++++ RECORDS FOR THIS TASK ++++
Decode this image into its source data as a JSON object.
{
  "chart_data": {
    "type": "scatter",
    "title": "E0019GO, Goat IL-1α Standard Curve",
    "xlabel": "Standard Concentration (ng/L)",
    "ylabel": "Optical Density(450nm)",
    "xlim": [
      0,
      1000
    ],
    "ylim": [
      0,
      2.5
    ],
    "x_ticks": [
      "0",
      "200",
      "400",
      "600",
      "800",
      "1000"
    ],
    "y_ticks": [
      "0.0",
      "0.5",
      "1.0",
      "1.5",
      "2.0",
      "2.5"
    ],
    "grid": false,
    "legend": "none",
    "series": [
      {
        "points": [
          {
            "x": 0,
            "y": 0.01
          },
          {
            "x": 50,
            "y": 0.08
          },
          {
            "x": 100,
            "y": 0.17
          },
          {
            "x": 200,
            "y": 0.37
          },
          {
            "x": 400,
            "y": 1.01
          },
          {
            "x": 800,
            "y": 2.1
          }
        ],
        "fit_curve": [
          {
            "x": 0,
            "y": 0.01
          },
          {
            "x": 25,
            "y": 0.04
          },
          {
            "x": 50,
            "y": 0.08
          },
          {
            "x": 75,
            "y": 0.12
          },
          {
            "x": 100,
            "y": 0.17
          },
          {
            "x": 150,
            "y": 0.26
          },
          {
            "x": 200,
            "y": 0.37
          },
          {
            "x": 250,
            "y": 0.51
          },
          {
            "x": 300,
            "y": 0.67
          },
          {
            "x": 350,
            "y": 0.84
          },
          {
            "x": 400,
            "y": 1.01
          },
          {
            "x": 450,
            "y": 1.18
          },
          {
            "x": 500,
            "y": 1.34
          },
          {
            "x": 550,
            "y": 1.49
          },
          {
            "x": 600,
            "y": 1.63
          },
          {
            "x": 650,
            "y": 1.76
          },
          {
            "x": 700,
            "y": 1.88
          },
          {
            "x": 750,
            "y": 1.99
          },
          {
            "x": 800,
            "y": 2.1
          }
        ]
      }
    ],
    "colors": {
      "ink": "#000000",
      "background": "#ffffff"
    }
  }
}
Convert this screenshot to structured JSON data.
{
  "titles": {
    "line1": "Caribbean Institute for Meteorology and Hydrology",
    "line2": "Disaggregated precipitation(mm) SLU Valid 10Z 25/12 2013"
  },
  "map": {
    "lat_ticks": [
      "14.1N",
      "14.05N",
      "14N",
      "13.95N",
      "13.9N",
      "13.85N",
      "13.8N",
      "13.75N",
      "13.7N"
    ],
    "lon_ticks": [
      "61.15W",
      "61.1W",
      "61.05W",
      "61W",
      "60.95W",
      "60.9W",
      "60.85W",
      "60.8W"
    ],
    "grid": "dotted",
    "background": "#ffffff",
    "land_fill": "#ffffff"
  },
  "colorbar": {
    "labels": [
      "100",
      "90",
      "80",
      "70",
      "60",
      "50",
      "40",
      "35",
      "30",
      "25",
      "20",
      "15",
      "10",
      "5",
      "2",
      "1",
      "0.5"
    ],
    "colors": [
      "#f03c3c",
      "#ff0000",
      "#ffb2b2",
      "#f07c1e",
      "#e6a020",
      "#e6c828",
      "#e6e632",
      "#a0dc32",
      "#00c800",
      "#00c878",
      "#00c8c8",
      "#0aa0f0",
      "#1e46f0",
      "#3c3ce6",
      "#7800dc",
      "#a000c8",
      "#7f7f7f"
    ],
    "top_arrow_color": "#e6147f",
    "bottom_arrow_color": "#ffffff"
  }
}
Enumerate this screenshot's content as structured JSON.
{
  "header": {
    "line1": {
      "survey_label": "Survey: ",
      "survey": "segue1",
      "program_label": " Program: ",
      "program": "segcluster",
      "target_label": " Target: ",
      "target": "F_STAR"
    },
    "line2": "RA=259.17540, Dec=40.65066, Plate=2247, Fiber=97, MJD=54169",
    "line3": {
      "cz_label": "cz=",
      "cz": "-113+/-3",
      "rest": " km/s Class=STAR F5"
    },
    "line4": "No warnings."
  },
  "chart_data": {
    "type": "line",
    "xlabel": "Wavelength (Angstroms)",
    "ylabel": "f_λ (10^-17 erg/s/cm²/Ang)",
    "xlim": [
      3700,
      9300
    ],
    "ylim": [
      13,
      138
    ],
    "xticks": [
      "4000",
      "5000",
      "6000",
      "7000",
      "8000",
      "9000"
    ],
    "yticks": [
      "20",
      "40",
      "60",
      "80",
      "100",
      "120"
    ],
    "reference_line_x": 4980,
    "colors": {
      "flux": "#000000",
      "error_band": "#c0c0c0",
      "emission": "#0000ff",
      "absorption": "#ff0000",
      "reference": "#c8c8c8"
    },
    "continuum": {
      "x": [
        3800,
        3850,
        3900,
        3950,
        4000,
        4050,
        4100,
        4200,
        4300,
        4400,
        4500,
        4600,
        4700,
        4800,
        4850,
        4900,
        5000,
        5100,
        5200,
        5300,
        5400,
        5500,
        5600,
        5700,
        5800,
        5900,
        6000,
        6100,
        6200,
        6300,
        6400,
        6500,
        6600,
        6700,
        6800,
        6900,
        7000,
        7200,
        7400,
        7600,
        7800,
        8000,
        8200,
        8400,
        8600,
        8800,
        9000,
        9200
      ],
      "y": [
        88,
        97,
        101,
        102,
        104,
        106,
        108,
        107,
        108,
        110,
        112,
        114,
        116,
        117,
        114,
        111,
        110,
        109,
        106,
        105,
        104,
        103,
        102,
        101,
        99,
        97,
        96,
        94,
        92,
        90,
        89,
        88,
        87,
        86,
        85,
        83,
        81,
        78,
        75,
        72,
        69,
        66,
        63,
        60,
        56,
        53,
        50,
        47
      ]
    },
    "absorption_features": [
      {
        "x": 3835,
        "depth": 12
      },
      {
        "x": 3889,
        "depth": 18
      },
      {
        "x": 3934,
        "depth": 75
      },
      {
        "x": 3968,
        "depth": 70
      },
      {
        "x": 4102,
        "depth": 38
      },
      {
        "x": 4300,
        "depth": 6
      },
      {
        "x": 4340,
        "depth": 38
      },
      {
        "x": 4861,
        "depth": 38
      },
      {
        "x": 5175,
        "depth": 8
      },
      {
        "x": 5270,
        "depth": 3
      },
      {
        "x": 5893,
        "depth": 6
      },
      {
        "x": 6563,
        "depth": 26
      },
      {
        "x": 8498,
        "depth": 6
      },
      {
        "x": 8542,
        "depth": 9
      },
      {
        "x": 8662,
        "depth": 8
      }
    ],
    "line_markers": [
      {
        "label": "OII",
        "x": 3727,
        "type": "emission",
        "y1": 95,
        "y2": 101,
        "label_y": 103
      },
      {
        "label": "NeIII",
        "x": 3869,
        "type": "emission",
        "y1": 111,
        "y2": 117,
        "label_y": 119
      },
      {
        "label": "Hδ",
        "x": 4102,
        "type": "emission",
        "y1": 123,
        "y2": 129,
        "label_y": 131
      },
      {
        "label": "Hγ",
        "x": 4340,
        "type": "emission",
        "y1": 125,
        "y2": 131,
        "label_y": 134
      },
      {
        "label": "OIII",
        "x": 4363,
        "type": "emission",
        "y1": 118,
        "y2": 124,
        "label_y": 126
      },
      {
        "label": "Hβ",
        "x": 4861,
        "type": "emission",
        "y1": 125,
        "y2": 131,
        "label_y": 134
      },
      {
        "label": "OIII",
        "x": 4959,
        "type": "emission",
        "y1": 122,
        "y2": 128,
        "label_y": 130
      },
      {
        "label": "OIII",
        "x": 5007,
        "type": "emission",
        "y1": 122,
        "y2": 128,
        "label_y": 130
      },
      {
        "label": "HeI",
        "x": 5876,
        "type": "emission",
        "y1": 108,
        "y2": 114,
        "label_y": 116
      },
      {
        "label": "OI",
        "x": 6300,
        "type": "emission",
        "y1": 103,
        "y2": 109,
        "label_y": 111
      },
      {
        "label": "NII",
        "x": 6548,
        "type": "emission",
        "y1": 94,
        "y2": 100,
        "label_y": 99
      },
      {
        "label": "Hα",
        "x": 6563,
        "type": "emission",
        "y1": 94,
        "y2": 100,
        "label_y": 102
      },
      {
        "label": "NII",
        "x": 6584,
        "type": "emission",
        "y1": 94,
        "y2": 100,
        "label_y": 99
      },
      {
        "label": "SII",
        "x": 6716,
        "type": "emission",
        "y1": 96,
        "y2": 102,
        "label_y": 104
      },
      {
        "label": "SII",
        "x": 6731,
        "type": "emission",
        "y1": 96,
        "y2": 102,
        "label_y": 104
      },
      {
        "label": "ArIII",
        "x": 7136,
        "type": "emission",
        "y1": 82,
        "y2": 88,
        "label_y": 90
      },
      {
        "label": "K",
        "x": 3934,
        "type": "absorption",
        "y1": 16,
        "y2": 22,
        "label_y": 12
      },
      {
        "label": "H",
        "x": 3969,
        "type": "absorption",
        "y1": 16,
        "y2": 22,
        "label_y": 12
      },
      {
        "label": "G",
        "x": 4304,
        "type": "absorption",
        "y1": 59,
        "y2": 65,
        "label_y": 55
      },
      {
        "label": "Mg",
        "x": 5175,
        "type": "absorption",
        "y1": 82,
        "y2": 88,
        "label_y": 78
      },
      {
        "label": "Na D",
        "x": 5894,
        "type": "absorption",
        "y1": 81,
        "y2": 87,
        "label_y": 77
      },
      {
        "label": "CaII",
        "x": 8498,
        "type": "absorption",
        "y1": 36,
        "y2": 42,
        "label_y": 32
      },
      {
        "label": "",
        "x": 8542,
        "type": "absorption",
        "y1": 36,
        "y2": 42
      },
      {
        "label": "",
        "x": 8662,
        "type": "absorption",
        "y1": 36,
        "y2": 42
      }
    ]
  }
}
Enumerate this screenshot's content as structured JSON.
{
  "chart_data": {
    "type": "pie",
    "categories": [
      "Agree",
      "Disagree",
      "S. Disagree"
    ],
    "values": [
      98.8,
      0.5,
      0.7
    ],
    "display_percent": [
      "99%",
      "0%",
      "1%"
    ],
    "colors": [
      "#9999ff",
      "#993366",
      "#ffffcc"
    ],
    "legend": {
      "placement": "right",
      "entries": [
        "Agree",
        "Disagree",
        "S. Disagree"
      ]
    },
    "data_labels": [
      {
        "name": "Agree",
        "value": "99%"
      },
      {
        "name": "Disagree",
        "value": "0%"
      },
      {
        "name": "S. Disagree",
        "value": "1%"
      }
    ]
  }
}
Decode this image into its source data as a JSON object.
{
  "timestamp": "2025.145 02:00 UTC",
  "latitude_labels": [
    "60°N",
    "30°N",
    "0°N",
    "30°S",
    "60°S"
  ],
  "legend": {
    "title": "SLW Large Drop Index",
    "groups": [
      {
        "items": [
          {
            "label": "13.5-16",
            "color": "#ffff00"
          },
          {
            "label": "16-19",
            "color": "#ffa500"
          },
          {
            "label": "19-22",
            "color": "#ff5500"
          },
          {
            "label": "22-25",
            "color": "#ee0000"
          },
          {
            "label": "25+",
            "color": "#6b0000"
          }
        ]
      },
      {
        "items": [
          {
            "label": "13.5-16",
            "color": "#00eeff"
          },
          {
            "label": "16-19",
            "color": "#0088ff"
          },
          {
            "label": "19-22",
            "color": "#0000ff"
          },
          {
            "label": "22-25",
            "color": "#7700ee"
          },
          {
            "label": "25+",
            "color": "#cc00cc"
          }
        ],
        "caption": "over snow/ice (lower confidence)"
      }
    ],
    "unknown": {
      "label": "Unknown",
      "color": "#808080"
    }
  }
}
++++
REQUIRED WORK: Extract every line containing the string "xlabel" from the material.

RESPONSE TO THIS TASK:
    "xlabel": "Standard Concentration (ng/L)",
    "xlabel": "Wavelength (Angstroms)",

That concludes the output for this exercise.